* PROVIDED TEXT:

Walkups
- Author: Lance Blomgren
- Cover artist: Charles Chalmers
- Language: English
- Genre: Literary fiction Science fiction Documentary
- Publisher: Conundrum Press, Editions Adage
- Publication date: 1 October 2000, 1 April 2007, 30 May 2009
- Publication place: Canada
- Media type: Print (paperback)
- Pages: 114 (paperback)
- ISBN: 0-9685161-7-3
- OCLC: 44943608
- Dewey Decimal: 813/.6 21
- LC Class: PR9199.3.B545 W45 2000
- Followed by: Corner Pieces

= Walkups (novel) =

2000 novella by Lance Blomgren

Walkups is the debut novella by the Canadian author Lance Blomgren, published by Conundrum Press. The first printing quickly sold out following its release, having already been excerpted in various magazines and on the internet. It was followed by a companion piece, Corner Pieces in 2004. The novel has since been translated into French by Éditions Adage, translated by Elizabeth Robert, and published as Walkups: Scènes de la vie Montréalaise. A second printing of the novella was released by conundrum press in May 2009.

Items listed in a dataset
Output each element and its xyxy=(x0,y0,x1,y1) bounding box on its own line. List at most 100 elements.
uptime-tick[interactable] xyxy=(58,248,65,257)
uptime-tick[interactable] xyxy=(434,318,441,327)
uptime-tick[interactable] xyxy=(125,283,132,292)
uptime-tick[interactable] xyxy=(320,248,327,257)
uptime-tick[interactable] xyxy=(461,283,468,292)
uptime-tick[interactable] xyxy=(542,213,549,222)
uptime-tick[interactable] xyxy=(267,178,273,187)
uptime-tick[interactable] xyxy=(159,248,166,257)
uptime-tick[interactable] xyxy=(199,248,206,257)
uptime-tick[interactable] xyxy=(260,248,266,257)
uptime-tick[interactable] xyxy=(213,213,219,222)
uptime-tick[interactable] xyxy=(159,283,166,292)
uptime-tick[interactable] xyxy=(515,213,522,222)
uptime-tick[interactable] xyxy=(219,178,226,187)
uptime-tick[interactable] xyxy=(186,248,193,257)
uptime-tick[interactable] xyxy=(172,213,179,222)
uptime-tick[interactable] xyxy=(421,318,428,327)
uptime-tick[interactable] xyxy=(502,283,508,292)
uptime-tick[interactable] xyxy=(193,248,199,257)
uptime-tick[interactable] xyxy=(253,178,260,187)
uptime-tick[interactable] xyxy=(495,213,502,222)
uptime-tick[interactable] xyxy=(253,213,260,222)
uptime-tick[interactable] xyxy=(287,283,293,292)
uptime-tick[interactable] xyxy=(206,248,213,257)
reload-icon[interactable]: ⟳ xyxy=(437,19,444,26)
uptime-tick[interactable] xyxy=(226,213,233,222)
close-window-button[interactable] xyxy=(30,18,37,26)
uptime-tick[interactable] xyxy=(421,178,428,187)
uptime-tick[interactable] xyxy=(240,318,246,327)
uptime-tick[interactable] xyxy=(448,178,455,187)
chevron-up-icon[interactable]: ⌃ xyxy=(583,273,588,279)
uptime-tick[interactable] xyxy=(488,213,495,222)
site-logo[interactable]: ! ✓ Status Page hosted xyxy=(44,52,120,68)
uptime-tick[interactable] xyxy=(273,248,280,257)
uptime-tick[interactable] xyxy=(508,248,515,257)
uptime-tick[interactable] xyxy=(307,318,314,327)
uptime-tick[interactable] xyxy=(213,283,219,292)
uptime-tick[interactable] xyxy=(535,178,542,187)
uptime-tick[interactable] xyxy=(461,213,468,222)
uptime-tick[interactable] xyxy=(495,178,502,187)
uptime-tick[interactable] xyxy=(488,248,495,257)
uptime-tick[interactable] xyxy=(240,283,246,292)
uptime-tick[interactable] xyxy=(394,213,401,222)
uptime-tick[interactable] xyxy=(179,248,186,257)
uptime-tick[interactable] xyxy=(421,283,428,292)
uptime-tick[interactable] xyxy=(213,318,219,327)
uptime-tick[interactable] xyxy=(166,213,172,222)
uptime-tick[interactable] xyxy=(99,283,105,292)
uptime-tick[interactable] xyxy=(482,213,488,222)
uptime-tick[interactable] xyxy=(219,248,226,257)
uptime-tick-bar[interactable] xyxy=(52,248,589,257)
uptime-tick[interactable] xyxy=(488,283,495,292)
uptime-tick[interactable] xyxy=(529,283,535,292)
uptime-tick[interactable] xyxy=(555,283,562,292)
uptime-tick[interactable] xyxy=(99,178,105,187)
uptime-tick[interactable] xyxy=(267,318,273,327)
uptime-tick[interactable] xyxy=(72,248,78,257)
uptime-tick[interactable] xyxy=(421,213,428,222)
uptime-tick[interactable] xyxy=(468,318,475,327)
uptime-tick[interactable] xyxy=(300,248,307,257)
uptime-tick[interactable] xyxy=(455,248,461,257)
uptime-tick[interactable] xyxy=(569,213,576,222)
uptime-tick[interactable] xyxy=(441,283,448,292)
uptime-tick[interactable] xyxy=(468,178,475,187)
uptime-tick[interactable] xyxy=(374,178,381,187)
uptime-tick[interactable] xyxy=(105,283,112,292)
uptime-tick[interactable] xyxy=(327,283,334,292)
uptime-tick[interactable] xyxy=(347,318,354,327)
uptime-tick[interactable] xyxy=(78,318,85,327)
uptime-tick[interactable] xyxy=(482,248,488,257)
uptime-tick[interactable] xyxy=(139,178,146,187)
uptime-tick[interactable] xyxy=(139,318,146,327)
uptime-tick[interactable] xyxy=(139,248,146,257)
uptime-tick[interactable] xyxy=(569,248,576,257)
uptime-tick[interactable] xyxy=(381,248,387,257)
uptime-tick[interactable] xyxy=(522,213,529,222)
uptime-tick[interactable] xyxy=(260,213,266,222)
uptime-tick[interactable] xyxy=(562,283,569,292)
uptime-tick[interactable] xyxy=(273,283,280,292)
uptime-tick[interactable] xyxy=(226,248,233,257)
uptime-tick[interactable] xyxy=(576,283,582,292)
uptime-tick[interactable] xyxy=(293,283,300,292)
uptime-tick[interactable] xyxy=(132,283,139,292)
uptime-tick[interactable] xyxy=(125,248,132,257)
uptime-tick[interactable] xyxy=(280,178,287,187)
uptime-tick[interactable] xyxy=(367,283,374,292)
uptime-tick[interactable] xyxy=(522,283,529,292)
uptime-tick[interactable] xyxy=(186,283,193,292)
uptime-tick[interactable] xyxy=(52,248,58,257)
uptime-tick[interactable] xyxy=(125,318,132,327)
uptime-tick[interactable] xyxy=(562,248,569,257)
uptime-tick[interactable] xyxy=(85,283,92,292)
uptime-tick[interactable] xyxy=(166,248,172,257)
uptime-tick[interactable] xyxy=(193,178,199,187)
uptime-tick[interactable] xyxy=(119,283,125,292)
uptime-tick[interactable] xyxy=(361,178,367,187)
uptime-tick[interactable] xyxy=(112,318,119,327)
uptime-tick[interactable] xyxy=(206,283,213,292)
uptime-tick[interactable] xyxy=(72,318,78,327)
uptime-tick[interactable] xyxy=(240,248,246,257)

* WHAT TO PRODUCE:
Continue the article on the novella Walkups from where it stops.

* RESULT OF THE EXERCISE:
The title evokes the typical street-side apartment living of large eastern North American cities in general, and the winding staircases typical to Montreal in particular.

==Content==
The format and structure of the novella is unconventional, written in extremely short chapters with only two recurring characters and interspersed with enigmatic black and white photographs taken by the author, and artist Charles Chalmers.

Walkups is a novella that takes urban architecture—particularly Montreal row-house architecture—as its primary subject. All chapters, titled only by an address, take place with the walls of different apartments, while the one recurring address, referred to only as the Apts d'amours returns us to the central narrative of the unnamed narrator and his love interest, Jane, a biology student who lives upstairs from him in the same building.

The novel depicts the claustrophobia and cabin fever associated with cold northern climes, as well as the deep psychological weight of personal and public history as represented by our mundane living spaces.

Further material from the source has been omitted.